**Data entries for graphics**
** START **

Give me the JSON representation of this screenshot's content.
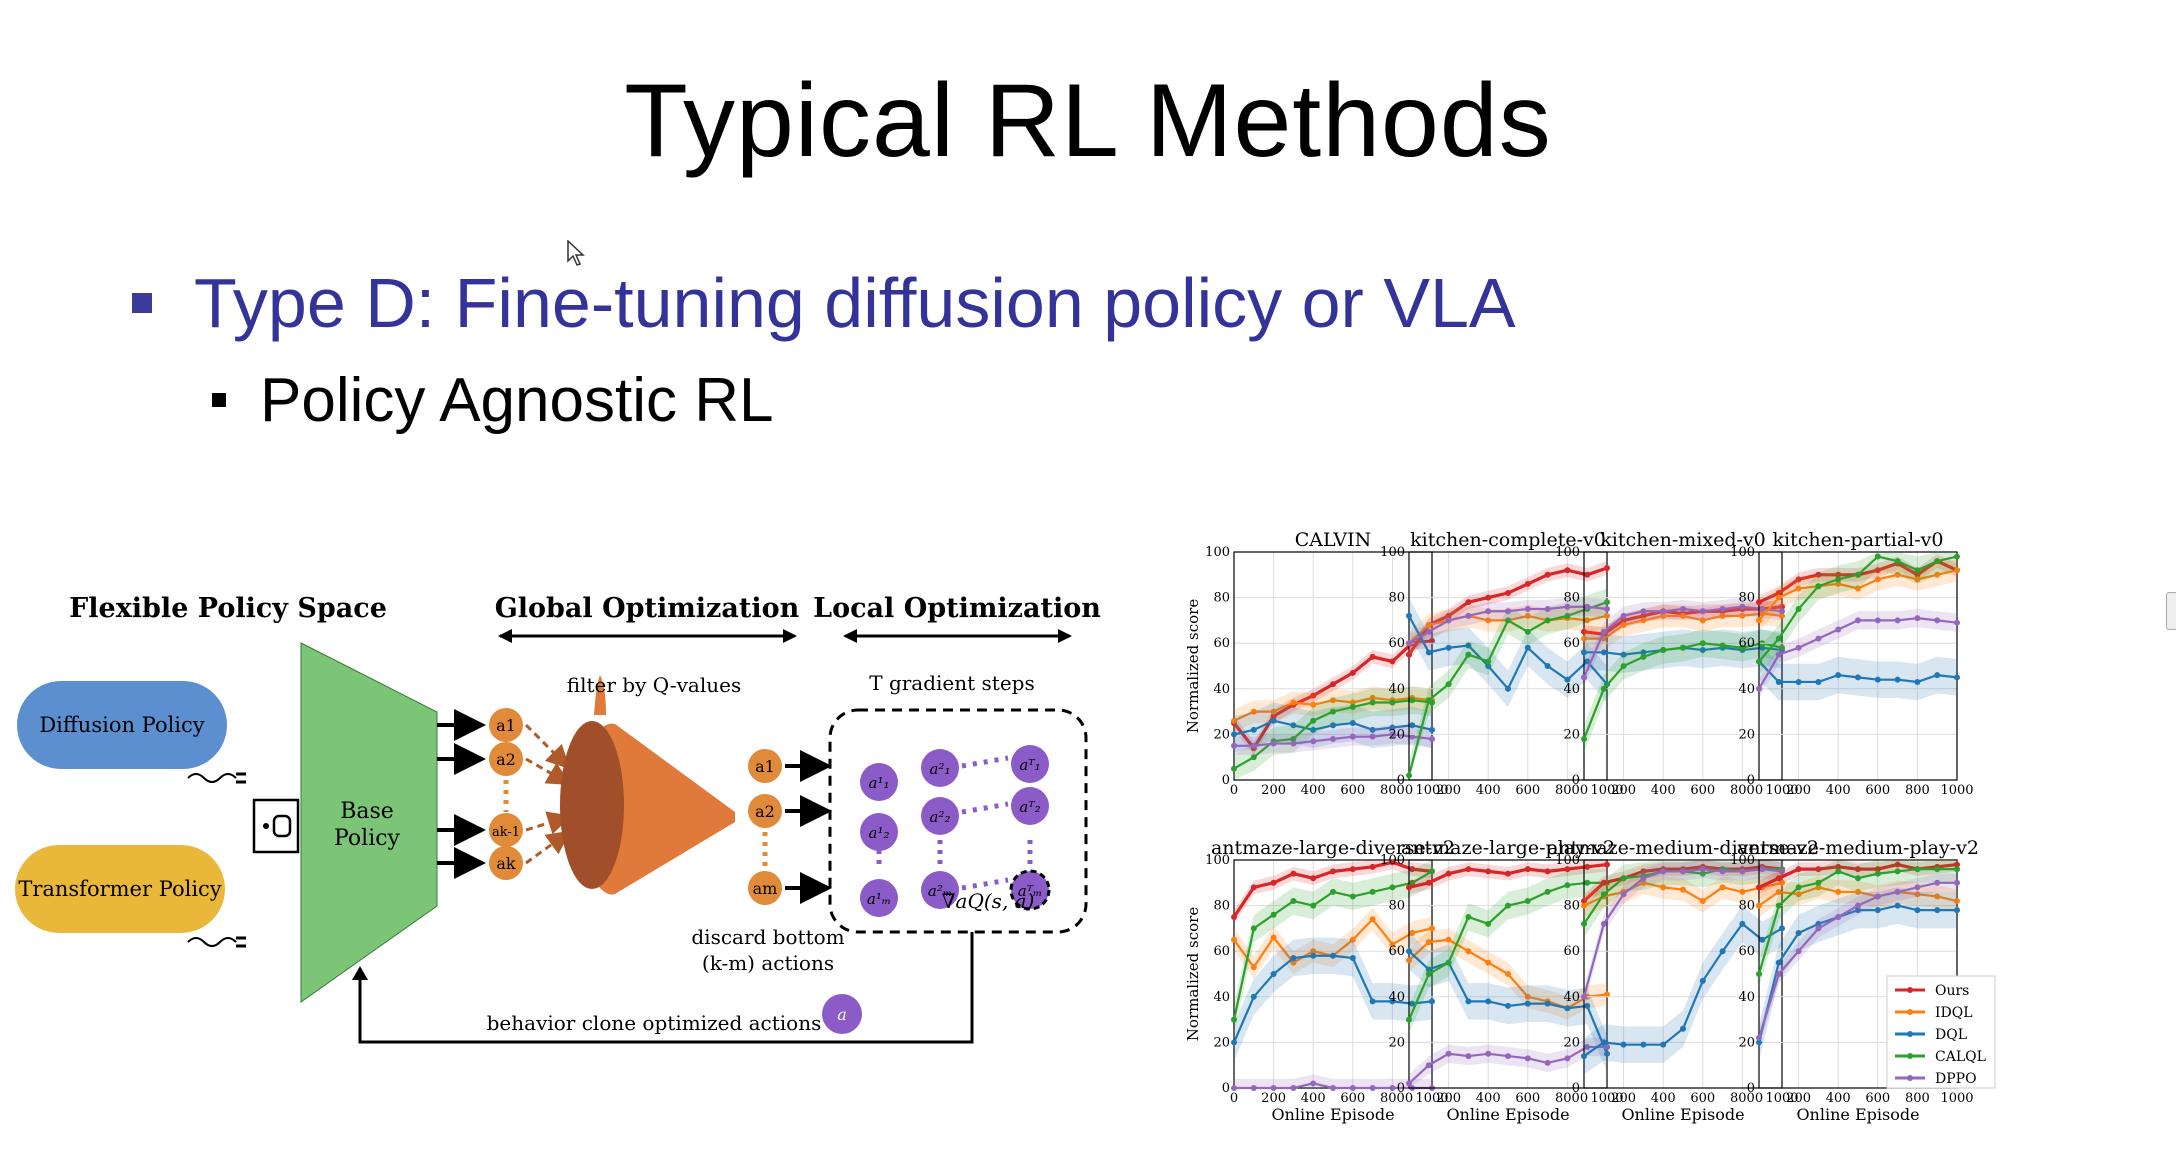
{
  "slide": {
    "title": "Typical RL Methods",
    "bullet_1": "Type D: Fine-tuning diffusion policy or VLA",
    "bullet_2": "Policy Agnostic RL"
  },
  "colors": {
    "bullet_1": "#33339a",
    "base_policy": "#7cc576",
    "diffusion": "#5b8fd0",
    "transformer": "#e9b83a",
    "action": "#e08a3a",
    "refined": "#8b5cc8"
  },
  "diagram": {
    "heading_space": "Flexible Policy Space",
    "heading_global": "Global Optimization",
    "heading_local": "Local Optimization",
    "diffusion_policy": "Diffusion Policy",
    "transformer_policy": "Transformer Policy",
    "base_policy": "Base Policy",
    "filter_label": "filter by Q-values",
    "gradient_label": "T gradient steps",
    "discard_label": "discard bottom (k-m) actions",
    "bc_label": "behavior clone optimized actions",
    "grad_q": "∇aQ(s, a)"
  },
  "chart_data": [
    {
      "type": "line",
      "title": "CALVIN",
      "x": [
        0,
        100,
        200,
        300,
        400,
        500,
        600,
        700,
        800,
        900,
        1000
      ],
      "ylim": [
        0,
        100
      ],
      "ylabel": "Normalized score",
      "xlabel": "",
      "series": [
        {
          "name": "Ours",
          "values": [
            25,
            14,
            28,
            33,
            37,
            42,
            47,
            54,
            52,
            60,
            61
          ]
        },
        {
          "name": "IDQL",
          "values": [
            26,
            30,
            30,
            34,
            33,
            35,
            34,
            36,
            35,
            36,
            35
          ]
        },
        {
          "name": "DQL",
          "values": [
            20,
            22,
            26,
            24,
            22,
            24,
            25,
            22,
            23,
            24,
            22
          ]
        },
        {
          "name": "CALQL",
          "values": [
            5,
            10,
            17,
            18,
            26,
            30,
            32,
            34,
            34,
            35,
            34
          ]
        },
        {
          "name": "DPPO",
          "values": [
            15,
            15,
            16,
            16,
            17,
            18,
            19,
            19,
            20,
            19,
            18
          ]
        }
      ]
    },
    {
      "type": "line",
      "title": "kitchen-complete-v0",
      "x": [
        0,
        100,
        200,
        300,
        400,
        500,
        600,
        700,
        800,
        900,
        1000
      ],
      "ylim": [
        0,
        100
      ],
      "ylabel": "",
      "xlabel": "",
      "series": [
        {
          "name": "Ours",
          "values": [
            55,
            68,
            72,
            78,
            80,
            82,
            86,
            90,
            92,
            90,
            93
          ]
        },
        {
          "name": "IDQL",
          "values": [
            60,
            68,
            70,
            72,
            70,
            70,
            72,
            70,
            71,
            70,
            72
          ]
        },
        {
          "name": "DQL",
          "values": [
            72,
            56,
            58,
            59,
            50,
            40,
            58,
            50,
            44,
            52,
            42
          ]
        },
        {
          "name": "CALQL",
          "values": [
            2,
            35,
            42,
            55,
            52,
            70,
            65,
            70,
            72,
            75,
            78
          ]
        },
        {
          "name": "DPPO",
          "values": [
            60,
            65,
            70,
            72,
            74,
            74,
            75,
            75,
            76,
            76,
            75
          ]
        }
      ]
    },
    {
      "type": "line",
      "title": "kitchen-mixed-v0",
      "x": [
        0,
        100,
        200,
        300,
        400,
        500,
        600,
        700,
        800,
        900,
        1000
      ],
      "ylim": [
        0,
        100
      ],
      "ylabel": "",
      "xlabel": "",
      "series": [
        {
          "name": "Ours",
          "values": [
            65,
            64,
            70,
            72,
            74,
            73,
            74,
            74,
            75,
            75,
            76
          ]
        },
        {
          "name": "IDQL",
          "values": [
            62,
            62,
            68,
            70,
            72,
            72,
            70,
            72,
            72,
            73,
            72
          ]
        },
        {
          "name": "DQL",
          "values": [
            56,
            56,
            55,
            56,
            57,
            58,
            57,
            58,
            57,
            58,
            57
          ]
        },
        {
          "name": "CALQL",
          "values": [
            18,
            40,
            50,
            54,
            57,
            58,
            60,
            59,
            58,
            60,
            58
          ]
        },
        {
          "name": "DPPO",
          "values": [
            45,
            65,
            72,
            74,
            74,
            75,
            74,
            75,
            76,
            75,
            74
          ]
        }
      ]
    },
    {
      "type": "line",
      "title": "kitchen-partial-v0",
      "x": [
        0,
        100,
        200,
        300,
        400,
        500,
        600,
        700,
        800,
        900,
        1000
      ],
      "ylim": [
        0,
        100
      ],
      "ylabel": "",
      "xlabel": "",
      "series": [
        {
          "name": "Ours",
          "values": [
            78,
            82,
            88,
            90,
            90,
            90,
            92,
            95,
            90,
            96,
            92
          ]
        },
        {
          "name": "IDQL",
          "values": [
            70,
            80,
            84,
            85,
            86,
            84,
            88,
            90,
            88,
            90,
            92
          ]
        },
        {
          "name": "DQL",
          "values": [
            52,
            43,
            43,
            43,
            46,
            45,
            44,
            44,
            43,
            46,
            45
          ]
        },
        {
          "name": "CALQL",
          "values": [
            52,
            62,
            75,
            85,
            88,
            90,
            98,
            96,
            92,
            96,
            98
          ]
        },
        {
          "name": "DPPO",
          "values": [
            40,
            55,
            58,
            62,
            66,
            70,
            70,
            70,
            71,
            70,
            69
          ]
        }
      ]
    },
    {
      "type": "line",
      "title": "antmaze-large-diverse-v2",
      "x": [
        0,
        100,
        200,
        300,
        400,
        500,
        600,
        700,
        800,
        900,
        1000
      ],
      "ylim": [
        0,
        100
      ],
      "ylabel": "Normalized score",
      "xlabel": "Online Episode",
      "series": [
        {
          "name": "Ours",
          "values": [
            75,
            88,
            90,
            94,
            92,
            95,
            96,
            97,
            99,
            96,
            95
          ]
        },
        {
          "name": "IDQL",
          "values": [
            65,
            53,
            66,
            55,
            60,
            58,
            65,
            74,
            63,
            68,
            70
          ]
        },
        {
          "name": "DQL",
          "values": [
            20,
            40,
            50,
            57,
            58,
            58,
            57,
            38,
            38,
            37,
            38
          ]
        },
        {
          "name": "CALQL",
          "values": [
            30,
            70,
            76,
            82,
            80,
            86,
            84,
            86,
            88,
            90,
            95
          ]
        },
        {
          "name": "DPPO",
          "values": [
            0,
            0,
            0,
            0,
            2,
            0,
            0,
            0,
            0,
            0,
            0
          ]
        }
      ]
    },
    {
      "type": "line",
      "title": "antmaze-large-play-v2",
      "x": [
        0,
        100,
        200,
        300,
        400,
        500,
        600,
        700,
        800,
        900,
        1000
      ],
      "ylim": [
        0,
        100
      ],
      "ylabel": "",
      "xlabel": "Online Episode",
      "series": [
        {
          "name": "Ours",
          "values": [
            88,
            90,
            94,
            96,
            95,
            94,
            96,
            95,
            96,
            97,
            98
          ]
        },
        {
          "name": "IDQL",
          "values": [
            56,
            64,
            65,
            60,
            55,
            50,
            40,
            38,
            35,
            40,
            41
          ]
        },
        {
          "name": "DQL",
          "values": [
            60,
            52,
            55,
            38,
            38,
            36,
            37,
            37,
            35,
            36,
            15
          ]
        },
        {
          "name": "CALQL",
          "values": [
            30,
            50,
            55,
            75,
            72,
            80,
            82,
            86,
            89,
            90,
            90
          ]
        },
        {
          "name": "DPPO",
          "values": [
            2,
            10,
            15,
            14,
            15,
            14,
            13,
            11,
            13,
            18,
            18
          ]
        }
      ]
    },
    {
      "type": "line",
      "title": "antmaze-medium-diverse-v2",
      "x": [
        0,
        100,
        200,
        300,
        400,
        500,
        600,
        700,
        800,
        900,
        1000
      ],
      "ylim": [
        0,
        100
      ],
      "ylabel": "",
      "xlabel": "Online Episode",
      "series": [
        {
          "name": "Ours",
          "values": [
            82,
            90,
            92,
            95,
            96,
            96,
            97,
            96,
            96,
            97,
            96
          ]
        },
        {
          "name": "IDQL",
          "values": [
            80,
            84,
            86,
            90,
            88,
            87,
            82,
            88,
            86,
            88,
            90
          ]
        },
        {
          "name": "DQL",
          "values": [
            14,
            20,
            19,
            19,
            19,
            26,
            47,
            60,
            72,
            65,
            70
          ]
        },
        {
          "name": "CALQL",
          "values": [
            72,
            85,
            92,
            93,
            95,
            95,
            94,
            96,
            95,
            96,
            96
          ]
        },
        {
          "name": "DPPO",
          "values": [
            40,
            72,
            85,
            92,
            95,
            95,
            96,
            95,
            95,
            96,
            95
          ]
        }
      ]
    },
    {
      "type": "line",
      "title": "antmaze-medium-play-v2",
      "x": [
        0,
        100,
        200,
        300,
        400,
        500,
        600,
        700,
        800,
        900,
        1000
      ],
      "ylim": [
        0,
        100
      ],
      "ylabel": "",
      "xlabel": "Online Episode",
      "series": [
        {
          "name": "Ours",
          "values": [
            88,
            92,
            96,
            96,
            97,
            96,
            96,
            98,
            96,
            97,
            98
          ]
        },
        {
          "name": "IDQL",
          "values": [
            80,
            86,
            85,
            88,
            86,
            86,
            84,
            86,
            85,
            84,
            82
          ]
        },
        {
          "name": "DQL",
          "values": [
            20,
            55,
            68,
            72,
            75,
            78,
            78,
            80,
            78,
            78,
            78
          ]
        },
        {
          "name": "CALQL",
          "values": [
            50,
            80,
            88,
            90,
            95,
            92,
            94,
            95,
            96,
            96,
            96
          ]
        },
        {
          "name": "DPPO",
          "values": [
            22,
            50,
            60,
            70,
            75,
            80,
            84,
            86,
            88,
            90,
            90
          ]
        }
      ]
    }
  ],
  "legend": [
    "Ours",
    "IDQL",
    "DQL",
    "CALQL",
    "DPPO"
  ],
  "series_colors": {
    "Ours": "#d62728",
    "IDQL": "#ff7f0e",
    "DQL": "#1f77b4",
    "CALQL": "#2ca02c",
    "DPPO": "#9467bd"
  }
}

** END **

Lines containing the string "title" are to be selected and copied.

**Solution to this task**
    "title": "Typical RL Methods",
      "title": "CALVIN",
      "title": "kitchen-complete-v0",
      "title": "kitchen-mixed-v0",
      "title": "kitchen-partial-v0",
      "title": "antmaze-large-diverse-v2",
      "title": "antmaze-large-play-v2",
      "title": "antmaze-medium-diverse-v2",
      "title": "antmaze-medium-play-v2",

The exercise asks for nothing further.